• **WORK TO BE COMPLETED**
State how many lines hold the word "Gender", with no other words.

• **MATERIAL**
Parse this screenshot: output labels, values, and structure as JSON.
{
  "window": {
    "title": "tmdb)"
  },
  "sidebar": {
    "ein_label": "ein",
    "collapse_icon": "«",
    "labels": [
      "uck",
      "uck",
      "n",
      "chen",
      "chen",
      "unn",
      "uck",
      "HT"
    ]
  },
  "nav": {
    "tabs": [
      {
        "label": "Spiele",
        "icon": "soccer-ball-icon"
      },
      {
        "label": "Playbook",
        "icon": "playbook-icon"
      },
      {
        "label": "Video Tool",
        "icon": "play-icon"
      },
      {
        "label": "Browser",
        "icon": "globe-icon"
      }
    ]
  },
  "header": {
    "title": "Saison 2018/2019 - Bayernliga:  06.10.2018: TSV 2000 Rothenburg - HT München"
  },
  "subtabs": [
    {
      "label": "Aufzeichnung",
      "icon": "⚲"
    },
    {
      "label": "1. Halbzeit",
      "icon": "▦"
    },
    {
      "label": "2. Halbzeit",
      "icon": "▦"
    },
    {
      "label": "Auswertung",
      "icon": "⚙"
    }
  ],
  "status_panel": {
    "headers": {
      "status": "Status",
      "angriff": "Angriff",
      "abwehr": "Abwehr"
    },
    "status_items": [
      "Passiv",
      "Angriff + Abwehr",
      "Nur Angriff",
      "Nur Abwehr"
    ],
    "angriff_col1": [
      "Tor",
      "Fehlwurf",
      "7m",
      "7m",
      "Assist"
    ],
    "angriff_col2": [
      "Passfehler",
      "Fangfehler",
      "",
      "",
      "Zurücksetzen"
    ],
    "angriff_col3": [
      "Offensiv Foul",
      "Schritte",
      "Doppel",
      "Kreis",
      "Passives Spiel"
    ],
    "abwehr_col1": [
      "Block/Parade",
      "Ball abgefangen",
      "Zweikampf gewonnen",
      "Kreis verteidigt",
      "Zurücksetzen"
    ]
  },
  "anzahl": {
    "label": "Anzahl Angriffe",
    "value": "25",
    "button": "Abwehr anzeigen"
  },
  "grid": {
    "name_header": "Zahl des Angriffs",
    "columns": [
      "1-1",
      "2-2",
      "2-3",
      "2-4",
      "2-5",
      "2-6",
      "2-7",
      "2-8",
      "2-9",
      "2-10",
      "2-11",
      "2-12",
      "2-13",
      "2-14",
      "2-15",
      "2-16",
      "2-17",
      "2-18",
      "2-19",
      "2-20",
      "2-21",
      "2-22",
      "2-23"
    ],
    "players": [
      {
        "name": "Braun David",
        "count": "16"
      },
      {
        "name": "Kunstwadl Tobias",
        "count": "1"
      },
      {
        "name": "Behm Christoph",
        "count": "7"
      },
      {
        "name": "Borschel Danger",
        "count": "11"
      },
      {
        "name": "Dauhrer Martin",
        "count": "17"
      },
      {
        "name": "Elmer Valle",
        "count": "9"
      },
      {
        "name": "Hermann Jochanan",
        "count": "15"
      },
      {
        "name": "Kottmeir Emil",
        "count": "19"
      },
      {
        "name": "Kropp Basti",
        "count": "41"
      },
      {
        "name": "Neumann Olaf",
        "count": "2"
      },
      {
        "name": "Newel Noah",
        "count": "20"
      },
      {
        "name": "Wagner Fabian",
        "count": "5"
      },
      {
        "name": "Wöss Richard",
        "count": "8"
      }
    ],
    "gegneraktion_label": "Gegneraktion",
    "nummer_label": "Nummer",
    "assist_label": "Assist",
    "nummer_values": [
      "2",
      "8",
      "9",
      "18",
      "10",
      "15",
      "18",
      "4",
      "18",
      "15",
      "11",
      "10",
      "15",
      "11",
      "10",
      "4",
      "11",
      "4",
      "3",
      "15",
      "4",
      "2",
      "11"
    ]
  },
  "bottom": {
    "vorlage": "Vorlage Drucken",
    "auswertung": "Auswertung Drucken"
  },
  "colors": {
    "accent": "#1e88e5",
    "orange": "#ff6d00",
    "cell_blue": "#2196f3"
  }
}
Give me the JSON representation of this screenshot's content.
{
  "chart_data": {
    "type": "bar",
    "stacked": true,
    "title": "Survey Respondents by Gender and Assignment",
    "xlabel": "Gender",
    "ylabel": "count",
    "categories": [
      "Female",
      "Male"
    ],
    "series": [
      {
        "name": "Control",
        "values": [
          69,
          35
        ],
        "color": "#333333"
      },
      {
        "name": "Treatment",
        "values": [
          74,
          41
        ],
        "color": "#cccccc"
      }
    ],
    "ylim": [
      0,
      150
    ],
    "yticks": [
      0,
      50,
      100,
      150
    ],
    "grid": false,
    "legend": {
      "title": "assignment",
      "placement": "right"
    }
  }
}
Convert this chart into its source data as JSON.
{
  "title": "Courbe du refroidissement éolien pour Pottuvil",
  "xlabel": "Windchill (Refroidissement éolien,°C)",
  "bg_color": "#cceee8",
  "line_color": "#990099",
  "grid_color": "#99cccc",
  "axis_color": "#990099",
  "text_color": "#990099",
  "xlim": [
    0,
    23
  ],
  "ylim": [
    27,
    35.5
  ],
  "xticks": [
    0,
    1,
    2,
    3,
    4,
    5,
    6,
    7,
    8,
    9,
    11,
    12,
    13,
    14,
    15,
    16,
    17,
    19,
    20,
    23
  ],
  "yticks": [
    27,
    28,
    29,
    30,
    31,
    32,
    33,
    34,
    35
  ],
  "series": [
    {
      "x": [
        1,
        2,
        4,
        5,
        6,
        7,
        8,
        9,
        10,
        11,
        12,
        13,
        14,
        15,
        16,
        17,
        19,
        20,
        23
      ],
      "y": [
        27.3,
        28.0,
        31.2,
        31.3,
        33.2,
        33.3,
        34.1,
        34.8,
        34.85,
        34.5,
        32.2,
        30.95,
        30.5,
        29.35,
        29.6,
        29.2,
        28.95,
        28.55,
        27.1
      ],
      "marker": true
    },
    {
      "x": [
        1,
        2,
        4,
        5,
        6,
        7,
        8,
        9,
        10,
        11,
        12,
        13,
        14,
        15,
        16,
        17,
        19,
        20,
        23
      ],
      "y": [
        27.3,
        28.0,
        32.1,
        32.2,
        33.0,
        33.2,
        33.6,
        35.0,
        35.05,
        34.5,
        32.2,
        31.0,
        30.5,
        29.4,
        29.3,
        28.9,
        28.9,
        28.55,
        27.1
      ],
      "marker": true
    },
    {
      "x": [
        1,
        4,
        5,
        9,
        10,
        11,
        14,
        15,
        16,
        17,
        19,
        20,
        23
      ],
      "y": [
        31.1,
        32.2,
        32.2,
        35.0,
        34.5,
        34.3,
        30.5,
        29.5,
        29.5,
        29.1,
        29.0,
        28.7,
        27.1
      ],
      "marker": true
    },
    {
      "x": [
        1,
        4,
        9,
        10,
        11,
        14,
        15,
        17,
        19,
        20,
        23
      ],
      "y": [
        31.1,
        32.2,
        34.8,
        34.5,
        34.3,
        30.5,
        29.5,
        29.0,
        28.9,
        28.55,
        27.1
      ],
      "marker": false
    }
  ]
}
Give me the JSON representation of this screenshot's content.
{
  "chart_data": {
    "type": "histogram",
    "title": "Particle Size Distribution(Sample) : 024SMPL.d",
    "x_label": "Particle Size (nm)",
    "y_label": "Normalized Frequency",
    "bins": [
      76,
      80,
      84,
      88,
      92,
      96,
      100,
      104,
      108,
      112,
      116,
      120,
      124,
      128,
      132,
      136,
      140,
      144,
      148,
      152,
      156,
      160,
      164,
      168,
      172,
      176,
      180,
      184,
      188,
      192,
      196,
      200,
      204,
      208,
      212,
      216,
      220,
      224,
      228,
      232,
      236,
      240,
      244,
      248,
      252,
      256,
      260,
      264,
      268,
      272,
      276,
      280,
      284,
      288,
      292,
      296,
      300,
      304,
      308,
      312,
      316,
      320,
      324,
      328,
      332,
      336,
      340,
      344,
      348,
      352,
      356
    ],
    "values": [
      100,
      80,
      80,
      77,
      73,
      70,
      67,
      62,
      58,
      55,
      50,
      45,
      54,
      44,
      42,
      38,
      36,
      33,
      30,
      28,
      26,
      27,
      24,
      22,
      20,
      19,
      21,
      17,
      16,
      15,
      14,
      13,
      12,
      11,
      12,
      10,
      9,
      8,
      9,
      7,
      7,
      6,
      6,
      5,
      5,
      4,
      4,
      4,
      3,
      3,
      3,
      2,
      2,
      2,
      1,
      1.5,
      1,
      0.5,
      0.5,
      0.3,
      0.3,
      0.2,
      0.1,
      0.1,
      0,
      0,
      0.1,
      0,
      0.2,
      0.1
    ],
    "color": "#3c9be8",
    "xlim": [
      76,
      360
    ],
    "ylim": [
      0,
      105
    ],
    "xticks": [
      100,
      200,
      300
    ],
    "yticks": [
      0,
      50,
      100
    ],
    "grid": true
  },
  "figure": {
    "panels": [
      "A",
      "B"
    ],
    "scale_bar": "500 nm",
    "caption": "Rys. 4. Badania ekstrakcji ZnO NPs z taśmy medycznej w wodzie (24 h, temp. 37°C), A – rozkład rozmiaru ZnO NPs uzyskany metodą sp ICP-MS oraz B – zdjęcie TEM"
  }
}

• **EXERCISE OUTPUT**
2